◆ TRECHO FORNECIDO ◆
Revista opositora ao governo do Equador sai de circulação após nova lei de mídia

A Sociedade Interamericana de Imprensa (SIP) afirmou, no último domingo (30/6), que a revista Vanguardia en Ecuador, crítica ao governo de R

Atualizado em 01/07/2013 às 10:07, por Redação Portal IMPRENSA.

A Sociedade Interamericana de Imprensa (SIP) afirmou, no último domingo (30/6), que a revista Vanguardia en Ecuador , crítica ao governo de Rafael Correa, tornou-se a primeira vítima da polêmica lei de imprensa aprovada no país, apelidada de “mordaça”. Nesta segunda-feira (1/7), entra em circulação a última edição do veículo.

◆ Registros de um conjunto de dados ◆
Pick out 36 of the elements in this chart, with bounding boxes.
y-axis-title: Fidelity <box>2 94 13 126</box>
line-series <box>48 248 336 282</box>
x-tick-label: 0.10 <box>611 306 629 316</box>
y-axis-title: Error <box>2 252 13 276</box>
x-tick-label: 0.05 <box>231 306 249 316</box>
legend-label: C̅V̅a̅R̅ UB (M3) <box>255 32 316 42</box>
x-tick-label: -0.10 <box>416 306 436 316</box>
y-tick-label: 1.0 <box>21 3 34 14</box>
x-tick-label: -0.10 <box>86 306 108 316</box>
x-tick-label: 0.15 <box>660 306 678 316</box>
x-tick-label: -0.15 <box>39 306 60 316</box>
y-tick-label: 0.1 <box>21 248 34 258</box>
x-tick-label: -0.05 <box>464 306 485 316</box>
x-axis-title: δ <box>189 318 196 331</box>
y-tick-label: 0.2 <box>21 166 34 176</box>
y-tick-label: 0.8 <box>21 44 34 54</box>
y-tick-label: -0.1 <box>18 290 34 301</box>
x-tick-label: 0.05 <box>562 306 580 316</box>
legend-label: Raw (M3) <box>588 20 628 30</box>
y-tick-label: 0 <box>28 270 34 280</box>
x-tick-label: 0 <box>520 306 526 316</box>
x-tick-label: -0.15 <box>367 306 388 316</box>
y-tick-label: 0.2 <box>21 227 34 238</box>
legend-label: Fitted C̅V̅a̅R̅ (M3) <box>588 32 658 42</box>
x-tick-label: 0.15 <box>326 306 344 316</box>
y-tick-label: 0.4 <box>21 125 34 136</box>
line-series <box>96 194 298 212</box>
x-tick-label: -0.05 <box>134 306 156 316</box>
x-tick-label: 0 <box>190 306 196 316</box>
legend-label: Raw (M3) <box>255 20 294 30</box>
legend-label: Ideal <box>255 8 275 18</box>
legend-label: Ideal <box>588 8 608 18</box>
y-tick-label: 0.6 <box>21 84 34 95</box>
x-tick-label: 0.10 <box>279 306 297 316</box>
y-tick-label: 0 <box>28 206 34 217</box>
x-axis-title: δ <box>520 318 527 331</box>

◆ TAREFA A FAZER ◆
Responda, com base no trecho sobre a revista equatoriana:
(a) Em que data e hora o texto foi atualizado?
(b) Qual é o apelido da lei de imprensa aprovada no país?
(c) O que entra em circulação na segunda-feira (1/7)?

◆ RESULTADO DA TAREFA ◆
(a) Em 01/07/2013, às 10:07.
(b) "Mordaça".
(c) A última edição da revista Vanguardia en Ecuador.